» **Task to complete**
Go through the lines below. Copy those with "sorria".

» **Material supplied**
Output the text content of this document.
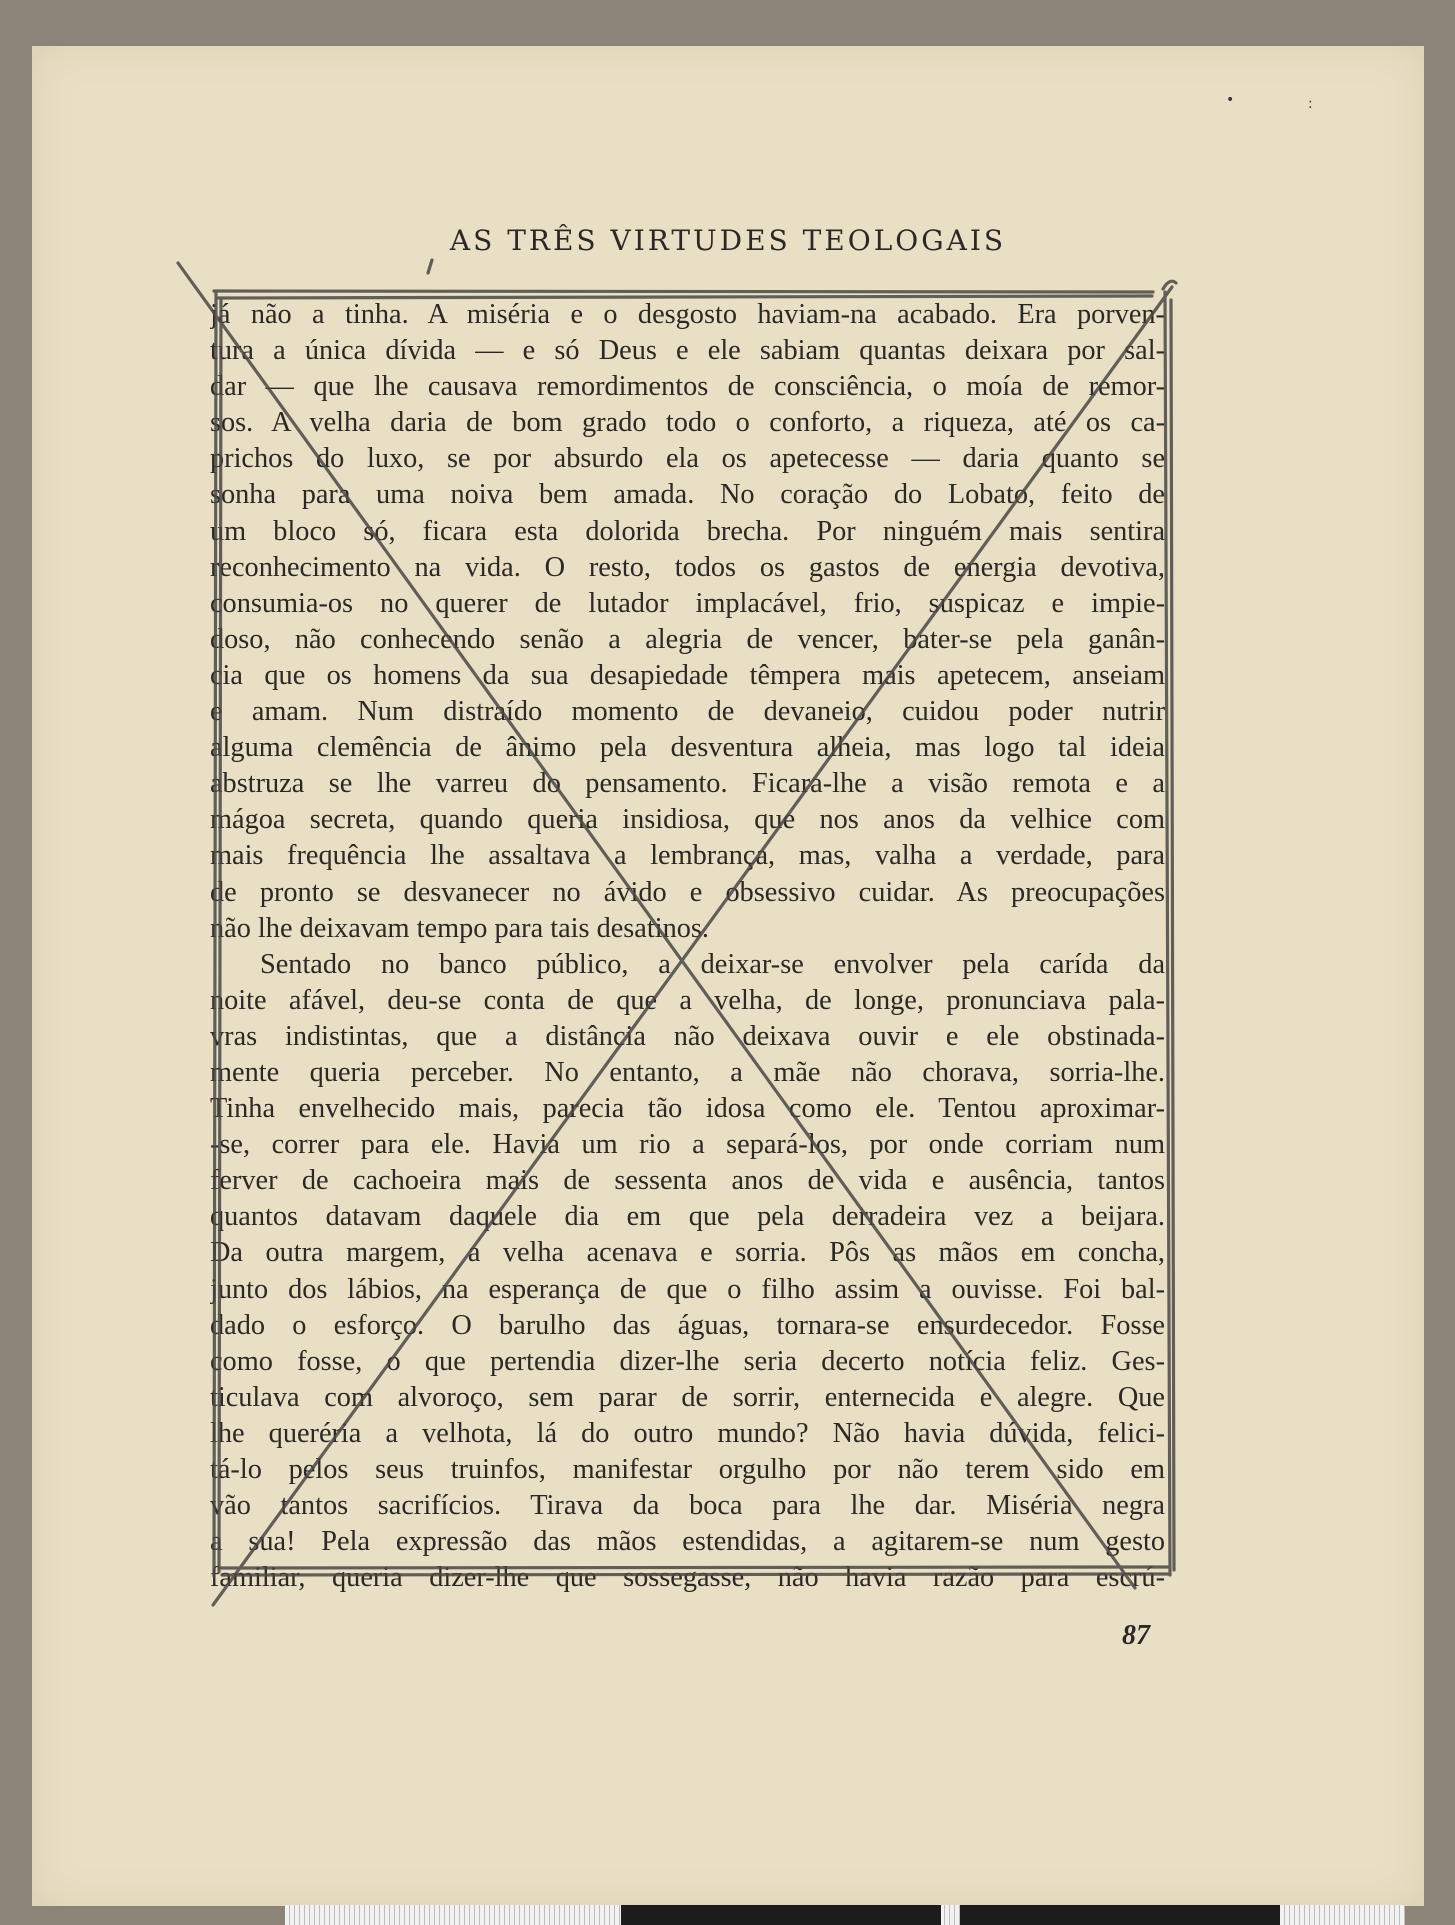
AS TRÊS VIRTUDES TEOLOGAIS
já não a tinha. A miséria e o desgosto haviam-na acabado. Era porven-
tura a única dívida — e só Deus e ele sabiam quantas deixara por sal-
dar — que lhe causava remordimentos de consciência, o moía de remor-
sos. A velha daria de bom grado todo o conforto, a riqueza, até os ca-
prichos do luxo, se por absurdo ela os apetecesse — daria quanto se
sonha para uma noiva bem amada. No coração do Lobato, feito de
um bloco só, ficara esta dolorida brecha. Por ninguém mais sentira
reconhecimento na vida. O resto, todos os gastos de energia devotiva,
consumia-os no querer de lutador implacável, frio, suspicaz e impie-
doso, não conhecendo senão a alegria de vencer, bater-se pela ganân-
cia que os homens da sua desapiedade têmpera mais apetecem, anseiam
e amam. Num distraído momento de devaneio, cuidou poder nutrir
alguma clemência de ânimo pela desventura alheia, mas logo tal ideia
abstruza se lhe varreu do pensamento. Ficara-lhe a visão remota e a
mágoa secreta, quando queria insidiosa, que nos anos da velhice com
mais frequência lhe assaltava a lembrança, mas, valha a verdade, para
de pronto se desvanecer no ávido e obsessivo cuidar. As preocupações
não lhe deixavam tempo para tais desatinos.
Sentado no banco público, a deixar-se envolver pela carída da
noite afável, deu-se conta de que a velha, de longe, pronunciava pala-
vras indistintas, que a distância não deixava ouvir e ele obstinada-
mente queria perceber. No entanto, a mãe não chorava, sorria-lhe.
Tinha envelhecido mais, parecia tão idosa como ele. Tentou aproximar-
-se, correr para ele. Havia um rio a separá-los, por onde corriam num
ferver de cachoeira mais de sessenta anos de vida e ausência, tantos
quantos datavam daquele dia em que pela derradeira vez a beijara.
Da outra margem, a velha acenava e sorria. Pôs as mãos em concha,
junto dos lábios, na esperança de que o filho assim a ouvisse. Foi bal-
dado o esforço. O barulho das águas, tornara-se ensurdecedor. Fosse
como fosse, o que pertendia dizer-lhe seria decerto notícia feliz. Ges-
ticulava com alvoroço, sem parar de sorrir, enternecida e alegre. Que
lhe queréria a velhota, lá do outro mundo? Não havia dúvida, felici-
tá-lo pelos seus truinfos, manifestar orgulho por não terem sido em
vão tantos sacrifícios. Tirava da boca para lhe dar. Miséria negra
a sua! Pela expressão das mãos estendidas, a agitarem-se num gesto
familiar, queria dizer-lhe que sossegasse, não havia razão para escrú-
87
•	:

» **Exercise result**
mente queria perceber. No entanto, a mãe não chorava, sorria-lhe.
Da outra margem, a velha acenava e sorria. Pôs as mãos em concha,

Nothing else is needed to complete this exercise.